Tech startups have a short amount of time to get a lot of work done. They need to prove their viability through a series of competitive financing rounds. And as soon as money has been raised, the burndown begins. If a startup has funding for six months, it may take two or three of those months to find engineers. That’s why team extension for startups can be invaluable. By augmenting a core development team with external software engineers, startups can quickly increase their development capabilities while keeping their core development team and vital expertise in-house. It’s kind of like having EC2 for engineers.
While team extension can add important capabilities to a startup team, there are various misgivings and suspicions that tech founders have about relying on external developers.
Let’s be honest. We know you’ve heard horror stories about working with foreign development companies. I would suggest that these nightmare scenarios generally come about for one of two reasons:
- The foreign development company does not adequately understand business processes and startup needs, OR
- The startup does not have experience working with remote developers.
Large corporations rely on remote developers every day, but for many startups this is a new experience. Here are some of the things that can be difficult to perceive when working with remote teams:
- What is happening in the office.
- How much people actually work.
- The roles of project managers and other management (management structures may be unclear from the outside).
- The actual skill level of developers.
- The passion and concern of developers (or lack thereof) for their projects.
Let’s consider four substantial categories of concerns that startup founders have about working on a team extension basis with international development companies.
1. Intellectual Property Protection
Virtually nothing is more important to a startup than its intellectual property. Non-disclosure agreements signed with non-US entities can be challenging or even impossible to enforce. The procedure for arbitration is often not clear if a company does not have a US presence.
How WebiNerds Protects Your Intellectual Property
WebiNerds is based in the United States. Our physical office is located at 745 Atlantic Avenue in Boston. Though our engineers live and work in Ukraine, all agreements between a startup and WebiNerds are signed with our US entity. This means that non-disclosure agreements can be enforced and arbitration can be dealt with in the US.
It can be difficult to stay on the same page with developers who aren’t in the office. It’s bad enough that you can’t walk across the room or knock on the door. Worse still, many outstaffing and outsourcing companies direct all communications through a central project manager or perhaps the sales department. This wall of managers makes it even harder to be in contact with your actual developers (who may or may not speak any English). As a result, projects and processes that are happening abroad are shrouded in fog. Even when you do connect, you have to worry about time differences. What happens if you need something when your remote team isn’t available?
How WebiNerds Communicates Clearly and Directly
We get it. We’ve taken down the walls. Our full-stack engineers communicate directly with their colleagues in the US office. We also know that Skype and email plainly cannot replace one-on-one meetings and chats by the coffee machine. At WebiNerds we’re always available online – but we don’t believe that’s enough. That’s why we make business trips and even offer on-site representatives to help connect your core startup team with your team extensions. And as far as timezones are concerned, you’re in luck. Between Ukraine and the East Coast of the USA we have a 3-hour overlap during standard business hours. That’s more than enough time for daily communications. And if something comes up outside of our business hours, well… just let us know what you need – we’re listening!
-*-*-
Reproduce the passage of the team extension text between "While team extension" and "on external developers.", inclusive.
-*-*-
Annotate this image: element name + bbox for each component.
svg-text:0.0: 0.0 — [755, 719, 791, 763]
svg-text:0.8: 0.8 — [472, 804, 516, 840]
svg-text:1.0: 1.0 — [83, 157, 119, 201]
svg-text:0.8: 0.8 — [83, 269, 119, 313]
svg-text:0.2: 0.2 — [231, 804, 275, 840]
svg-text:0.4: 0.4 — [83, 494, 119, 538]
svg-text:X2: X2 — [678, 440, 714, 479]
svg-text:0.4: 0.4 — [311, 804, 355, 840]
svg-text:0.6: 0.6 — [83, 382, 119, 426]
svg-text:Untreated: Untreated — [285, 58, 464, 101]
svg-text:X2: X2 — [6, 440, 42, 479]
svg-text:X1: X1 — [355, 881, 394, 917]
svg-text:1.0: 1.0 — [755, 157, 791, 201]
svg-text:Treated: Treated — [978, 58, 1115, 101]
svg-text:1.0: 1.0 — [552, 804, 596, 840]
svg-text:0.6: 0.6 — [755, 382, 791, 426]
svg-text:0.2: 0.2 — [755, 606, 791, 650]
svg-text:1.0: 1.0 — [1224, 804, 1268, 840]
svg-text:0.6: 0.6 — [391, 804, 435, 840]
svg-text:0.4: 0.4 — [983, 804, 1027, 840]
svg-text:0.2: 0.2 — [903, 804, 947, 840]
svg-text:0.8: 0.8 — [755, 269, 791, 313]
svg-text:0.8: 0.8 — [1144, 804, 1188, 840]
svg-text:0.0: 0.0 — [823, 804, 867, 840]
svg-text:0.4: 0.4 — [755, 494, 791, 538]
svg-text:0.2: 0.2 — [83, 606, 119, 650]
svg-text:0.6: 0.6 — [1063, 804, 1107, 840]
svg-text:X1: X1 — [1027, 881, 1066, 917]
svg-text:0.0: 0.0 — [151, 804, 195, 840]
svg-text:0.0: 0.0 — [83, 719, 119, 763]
-*-*-
[Result below]
While team extension can add important capabilities to a startup team, there are various misgivings and suspicions that tech founders have about relying on external developers.